╔══
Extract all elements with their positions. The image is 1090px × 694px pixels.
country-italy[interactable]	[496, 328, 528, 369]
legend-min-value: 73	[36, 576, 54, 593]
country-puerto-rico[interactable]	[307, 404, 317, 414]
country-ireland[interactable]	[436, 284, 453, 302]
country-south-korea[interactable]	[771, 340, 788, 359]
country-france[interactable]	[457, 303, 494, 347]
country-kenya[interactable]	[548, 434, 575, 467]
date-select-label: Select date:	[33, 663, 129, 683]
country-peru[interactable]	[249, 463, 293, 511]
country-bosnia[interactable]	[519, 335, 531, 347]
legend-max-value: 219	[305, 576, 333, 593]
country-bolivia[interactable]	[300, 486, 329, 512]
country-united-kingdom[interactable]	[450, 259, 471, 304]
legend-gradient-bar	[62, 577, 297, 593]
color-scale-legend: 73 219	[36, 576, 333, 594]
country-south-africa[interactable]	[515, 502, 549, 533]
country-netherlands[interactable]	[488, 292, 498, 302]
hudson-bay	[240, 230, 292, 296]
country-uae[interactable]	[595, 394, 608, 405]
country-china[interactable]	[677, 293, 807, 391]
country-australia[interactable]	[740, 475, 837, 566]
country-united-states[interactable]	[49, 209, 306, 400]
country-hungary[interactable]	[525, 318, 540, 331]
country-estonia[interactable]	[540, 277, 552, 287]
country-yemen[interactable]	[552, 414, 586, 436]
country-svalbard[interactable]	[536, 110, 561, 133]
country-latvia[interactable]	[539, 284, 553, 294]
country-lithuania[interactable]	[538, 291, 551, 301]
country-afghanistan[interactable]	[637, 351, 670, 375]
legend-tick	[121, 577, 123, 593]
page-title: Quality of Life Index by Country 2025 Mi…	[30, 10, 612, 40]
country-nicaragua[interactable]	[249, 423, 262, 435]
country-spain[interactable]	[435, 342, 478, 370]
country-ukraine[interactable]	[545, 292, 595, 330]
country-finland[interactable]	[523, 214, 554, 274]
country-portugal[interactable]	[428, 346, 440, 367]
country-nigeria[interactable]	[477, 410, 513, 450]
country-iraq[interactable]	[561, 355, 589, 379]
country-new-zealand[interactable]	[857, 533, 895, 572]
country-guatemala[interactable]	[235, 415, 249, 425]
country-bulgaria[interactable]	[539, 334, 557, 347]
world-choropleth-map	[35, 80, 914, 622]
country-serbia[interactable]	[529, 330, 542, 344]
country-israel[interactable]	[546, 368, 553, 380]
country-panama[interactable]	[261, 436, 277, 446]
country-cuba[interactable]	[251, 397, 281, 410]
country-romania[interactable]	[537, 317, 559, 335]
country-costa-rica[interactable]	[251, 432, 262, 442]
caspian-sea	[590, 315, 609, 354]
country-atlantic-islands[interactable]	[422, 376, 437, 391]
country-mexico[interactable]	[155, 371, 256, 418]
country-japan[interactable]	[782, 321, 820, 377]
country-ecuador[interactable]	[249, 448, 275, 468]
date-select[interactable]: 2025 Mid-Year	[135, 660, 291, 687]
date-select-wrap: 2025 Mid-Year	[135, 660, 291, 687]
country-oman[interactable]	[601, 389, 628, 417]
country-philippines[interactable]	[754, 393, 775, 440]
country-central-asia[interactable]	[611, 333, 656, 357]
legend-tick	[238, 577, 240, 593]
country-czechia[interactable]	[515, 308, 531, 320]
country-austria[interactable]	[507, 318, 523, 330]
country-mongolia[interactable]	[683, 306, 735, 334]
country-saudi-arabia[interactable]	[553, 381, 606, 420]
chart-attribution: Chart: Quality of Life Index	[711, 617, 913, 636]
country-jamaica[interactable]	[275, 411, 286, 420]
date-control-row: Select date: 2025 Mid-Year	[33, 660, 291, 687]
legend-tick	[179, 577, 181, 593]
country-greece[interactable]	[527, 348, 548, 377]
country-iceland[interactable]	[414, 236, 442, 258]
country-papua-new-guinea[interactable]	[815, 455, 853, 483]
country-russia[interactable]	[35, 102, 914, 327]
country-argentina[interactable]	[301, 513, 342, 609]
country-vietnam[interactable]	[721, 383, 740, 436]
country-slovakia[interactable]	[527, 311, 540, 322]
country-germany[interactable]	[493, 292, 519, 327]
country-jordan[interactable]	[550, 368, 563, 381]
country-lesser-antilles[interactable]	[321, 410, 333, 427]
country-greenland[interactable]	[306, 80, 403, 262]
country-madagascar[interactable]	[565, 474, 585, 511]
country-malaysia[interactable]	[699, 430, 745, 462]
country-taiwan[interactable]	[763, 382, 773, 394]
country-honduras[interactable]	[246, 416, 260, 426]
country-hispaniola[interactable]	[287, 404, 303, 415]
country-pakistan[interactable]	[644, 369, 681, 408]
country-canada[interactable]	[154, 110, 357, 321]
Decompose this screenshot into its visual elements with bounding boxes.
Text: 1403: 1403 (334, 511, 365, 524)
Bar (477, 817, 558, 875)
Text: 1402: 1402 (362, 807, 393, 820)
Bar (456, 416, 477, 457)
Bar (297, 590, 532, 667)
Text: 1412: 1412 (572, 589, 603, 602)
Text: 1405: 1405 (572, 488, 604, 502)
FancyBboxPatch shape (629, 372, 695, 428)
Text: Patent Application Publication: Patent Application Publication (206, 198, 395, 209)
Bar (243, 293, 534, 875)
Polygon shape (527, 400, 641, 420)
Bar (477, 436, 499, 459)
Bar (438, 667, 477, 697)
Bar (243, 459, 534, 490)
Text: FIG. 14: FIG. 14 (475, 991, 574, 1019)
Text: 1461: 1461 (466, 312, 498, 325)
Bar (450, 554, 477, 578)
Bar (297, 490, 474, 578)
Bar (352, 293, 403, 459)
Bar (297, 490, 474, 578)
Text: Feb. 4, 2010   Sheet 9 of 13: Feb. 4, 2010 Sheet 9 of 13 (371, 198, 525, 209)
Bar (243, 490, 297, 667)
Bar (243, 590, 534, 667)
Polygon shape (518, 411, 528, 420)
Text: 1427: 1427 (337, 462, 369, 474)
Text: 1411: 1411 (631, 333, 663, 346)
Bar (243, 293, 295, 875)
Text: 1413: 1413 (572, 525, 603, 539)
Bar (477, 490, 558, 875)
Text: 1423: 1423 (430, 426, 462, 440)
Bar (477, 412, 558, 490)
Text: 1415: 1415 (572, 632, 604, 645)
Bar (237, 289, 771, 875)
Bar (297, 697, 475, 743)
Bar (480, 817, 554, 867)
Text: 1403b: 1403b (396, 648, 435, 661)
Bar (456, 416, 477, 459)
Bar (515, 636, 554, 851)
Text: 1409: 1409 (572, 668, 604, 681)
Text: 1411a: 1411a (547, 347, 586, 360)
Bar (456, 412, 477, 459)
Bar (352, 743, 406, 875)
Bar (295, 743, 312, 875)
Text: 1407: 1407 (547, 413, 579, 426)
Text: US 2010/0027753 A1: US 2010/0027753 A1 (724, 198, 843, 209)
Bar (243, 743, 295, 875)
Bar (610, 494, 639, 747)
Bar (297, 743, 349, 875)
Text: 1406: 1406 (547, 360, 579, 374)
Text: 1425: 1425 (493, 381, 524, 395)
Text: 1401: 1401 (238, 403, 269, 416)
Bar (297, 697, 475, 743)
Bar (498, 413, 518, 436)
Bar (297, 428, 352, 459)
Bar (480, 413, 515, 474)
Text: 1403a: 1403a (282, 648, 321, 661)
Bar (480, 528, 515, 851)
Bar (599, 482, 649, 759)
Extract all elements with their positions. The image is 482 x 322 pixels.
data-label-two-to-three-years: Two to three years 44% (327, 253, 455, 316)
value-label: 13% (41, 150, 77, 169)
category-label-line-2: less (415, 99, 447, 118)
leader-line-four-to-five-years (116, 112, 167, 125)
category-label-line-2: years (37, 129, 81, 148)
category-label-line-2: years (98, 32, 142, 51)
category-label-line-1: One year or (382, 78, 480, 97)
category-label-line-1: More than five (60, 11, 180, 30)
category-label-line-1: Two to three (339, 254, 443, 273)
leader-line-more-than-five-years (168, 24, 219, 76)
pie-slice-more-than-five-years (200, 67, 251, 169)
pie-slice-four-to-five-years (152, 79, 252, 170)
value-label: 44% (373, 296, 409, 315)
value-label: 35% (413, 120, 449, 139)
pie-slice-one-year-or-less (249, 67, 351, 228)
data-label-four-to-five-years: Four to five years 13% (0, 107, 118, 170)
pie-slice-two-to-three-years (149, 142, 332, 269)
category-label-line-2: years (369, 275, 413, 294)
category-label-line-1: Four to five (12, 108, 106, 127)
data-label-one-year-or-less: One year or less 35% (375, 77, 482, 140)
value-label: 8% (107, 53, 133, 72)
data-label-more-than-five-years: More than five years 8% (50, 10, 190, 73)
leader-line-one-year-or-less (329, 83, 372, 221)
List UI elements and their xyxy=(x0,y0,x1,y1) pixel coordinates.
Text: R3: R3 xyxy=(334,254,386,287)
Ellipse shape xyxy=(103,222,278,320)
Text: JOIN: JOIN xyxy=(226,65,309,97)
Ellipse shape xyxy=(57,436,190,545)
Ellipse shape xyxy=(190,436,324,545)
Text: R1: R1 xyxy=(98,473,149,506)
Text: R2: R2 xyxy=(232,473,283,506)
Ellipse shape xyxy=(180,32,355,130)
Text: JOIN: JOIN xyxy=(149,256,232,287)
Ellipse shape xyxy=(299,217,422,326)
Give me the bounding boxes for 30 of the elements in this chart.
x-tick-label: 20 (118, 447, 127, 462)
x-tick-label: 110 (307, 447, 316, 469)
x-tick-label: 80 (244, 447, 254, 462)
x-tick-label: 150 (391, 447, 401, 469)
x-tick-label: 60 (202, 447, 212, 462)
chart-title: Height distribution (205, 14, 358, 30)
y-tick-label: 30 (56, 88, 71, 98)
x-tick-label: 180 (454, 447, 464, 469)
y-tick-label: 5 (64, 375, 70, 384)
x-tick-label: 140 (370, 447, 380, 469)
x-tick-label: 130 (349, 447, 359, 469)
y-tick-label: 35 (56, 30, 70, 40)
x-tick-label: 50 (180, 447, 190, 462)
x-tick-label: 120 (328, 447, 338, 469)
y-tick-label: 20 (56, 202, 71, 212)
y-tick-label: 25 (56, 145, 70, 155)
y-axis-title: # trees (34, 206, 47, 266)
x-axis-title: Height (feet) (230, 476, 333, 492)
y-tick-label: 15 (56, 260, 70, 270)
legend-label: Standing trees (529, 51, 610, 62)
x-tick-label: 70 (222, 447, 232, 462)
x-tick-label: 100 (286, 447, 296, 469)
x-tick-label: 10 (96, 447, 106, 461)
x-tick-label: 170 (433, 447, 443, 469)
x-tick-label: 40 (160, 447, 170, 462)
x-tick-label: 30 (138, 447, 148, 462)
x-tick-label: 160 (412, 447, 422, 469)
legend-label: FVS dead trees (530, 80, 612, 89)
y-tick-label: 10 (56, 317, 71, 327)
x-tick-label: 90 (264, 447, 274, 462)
╚══
_Wat je doet_
Zet de regels vanaf het begin tot en met de regel met "434, 575, 467]" om in een Markdown-tabel met de kolommen Nummer en Regel, waarbij elke rij een volgnummer en de regel zelf bevat. Laat lege regels weg.

_Het resultaat_
| Nummer | Regel |
|---|---|
| 1 | Extract all elements with their positions. The image is 1090px × 694px pixels. |
| 2 | country-italy[interactable]	[496, 328, 528, 369] |
| 3 | legend-min-value: 73	[36, 576, 54, 593] |
| 4 | country-puerto-rico[interactable]	[307, 404, 317, 414] |
| 5 | country-ireland[interactable]	[436, 284, 453, 302] |
| 6 | country-south-korea[interactable]	[771, 340, 788, 359] |
| 7 | country-france[interactable]	[457, 303, 494, 347] |
| 8 | country-kenya[interactable]	[548, 434, 575, 467] |